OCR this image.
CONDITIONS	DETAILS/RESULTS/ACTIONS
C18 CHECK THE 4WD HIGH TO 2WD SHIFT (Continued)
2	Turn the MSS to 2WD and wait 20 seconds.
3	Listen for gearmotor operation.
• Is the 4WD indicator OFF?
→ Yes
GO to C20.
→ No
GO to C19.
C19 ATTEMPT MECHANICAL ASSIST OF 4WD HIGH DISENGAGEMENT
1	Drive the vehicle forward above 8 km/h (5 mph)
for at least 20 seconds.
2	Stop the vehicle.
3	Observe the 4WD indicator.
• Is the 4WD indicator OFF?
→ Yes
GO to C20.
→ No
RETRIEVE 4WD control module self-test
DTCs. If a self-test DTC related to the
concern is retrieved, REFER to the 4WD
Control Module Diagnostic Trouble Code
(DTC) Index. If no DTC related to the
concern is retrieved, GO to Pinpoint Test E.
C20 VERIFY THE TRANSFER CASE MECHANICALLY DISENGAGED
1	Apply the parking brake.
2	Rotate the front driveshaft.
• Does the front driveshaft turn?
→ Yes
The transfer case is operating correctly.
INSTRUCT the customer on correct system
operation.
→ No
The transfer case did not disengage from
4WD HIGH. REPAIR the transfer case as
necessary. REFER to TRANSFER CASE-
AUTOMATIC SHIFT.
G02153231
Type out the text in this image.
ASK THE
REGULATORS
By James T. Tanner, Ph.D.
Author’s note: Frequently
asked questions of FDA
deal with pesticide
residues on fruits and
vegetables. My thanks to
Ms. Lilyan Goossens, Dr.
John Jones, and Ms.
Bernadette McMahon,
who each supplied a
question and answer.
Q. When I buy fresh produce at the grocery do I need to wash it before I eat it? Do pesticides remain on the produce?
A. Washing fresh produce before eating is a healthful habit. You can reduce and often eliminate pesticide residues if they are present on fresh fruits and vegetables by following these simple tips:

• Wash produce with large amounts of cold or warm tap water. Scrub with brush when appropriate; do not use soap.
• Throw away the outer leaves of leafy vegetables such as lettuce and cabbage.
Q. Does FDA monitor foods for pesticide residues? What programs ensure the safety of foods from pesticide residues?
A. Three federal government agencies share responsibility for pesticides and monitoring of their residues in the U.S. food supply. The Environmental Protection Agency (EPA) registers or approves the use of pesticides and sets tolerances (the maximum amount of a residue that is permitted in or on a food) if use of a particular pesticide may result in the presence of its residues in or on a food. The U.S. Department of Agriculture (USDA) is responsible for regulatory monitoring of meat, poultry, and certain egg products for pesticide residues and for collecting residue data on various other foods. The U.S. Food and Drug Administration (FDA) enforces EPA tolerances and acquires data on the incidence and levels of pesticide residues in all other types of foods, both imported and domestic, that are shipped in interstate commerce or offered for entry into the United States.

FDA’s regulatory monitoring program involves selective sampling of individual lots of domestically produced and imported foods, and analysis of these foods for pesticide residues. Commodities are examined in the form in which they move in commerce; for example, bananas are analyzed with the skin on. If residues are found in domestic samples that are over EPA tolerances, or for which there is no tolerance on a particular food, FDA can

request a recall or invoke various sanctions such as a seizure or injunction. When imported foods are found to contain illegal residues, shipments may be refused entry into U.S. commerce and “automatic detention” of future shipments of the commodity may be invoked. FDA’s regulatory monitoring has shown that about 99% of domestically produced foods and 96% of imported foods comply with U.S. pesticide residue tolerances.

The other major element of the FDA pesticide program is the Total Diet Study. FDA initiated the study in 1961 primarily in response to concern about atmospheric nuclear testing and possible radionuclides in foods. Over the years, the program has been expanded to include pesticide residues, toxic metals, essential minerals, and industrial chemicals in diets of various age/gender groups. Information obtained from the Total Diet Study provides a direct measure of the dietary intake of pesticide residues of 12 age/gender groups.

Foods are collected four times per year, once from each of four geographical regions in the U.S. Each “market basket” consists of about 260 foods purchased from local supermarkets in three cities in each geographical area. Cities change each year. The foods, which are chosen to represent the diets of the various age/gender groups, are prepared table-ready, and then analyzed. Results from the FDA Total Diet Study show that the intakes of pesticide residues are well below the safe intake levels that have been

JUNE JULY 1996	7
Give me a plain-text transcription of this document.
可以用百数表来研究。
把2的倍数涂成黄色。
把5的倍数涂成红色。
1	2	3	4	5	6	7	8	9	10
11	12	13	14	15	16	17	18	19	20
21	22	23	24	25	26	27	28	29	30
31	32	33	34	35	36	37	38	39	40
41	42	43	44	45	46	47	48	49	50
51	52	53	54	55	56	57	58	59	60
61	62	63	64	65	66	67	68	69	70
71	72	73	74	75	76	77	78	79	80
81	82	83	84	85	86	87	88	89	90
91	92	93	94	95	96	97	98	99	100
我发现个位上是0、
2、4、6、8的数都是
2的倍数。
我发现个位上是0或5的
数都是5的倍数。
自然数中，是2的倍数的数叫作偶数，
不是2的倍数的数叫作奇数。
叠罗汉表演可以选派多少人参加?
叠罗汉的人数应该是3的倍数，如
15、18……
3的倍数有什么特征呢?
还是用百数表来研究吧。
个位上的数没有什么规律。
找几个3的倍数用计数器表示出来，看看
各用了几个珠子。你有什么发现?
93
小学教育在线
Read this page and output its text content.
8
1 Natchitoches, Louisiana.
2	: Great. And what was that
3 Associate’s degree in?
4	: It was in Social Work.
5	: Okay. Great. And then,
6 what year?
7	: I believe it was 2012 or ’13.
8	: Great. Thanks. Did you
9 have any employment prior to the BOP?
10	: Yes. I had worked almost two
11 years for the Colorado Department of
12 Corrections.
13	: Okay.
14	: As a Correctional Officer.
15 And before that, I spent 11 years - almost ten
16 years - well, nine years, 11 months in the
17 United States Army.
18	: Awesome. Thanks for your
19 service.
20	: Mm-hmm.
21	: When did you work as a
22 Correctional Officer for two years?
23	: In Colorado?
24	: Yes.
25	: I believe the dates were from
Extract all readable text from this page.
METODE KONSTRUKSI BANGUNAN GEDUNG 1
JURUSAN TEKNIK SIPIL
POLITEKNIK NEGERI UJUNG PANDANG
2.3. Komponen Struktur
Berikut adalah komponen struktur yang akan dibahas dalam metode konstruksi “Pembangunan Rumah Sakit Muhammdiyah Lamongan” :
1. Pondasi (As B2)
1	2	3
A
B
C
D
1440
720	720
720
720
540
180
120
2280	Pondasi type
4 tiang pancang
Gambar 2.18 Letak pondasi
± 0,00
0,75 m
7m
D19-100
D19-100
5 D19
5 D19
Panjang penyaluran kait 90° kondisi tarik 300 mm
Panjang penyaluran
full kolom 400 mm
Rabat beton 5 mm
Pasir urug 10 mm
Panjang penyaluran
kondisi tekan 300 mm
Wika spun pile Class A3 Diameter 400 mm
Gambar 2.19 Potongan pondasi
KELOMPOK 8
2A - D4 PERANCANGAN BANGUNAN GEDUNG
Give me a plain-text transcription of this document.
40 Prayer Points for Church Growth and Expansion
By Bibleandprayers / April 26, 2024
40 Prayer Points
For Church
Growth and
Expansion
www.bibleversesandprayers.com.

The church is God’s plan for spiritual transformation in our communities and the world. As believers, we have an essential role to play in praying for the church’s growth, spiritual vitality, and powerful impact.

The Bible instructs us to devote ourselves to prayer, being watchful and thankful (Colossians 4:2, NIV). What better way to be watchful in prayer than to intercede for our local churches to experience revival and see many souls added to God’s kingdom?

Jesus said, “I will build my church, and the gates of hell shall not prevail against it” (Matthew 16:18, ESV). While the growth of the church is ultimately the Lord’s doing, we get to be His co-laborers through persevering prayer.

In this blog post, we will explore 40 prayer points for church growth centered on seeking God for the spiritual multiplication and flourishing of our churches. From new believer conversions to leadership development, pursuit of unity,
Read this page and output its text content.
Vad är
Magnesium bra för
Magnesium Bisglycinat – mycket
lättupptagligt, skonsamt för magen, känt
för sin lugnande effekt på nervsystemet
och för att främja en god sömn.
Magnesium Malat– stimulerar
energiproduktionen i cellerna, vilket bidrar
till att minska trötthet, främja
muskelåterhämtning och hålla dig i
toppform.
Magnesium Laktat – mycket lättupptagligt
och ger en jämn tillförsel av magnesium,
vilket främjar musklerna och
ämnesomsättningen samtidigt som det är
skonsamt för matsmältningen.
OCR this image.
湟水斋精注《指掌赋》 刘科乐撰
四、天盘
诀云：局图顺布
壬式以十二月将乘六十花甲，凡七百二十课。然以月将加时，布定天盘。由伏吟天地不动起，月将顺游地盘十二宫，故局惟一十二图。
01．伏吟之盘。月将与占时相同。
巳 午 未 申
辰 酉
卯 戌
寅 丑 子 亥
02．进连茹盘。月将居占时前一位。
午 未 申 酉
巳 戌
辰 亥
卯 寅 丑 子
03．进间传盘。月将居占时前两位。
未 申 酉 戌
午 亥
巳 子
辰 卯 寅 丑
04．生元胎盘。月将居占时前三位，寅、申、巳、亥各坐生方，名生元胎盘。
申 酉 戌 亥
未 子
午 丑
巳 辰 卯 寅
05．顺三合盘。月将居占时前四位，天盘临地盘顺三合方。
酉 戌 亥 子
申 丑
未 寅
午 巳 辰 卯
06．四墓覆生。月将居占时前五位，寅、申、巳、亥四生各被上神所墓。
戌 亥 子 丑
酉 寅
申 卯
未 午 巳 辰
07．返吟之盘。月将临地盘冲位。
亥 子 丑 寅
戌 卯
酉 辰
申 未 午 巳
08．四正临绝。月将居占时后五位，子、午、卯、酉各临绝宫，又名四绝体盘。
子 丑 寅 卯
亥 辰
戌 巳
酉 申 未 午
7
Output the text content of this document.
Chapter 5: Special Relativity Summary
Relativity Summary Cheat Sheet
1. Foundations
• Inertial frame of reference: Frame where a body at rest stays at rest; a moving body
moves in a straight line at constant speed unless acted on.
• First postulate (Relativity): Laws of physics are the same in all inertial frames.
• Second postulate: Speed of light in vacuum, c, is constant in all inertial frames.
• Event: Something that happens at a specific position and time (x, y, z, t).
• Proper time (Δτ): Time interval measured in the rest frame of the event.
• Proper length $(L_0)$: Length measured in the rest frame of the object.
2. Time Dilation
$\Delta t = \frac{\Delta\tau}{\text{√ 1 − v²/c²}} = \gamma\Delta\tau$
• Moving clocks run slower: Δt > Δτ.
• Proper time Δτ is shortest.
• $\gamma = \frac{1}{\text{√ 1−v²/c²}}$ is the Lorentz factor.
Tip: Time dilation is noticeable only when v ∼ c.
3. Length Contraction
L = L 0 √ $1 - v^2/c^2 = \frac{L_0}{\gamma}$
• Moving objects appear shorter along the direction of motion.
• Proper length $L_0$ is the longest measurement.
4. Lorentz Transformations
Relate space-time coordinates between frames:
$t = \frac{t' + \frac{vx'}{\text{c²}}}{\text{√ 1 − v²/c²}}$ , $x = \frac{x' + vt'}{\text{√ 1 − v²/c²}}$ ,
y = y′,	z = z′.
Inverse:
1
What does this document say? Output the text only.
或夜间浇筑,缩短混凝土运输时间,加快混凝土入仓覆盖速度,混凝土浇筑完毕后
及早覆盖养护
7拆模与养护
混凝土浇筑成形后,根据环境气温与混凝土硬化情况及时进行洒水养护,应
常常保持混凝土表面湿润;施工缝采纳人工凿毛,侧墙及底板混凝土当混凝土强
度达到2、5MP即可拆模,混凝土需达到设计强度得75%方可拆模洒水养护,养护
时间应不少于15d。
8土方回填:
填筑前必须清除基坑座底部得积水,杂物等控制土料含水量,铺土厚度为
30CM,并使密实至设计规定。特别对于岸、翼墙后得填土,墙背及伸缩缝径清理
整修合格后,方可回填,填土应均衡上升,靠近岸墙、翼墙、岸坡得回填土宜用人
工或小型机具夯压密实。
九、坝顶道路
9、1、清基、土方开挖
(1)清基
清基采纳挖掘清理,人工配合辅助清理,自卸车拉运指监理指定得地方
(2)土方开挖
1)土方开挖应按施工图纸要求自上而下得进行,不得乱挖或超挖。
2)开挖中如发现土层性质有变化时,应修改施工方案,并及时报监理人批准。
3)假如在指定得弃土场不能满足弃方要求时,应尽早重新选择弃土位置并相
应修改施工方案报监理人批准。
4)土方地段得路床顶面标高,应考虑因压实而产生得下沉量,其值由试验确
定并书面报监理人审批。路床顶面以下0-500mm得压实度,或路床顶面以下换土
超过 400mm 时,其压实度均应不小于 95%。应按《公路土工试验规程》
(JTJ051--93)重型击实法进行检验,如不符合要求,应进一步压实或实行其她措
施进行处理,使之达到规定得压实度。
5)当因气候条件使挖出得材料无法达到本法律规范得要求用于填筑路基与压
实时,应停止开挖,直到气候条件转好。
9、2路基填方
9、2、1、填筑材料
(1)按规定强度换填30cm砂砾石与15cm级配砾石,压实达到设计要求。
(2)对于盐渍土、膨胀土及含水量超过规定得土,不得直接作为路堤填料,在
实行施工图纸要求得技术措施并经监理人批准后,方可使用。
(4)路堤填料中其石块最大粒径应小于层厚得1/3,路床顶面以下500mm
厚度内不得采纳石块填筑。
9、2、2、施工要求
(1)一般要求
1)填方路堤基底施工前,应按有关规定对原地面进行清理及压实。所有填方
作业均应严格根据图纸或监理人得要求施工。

* EXERCISE GOAL
Identify all lines where the word "Relativity" shows up. Copy them.

* THE REPLY
Chapter 5: Special Relativity Summary
Relativity Summary Cheat Sheet
• First postulate (Relativity): Laws of physics are the same in all inertial frames.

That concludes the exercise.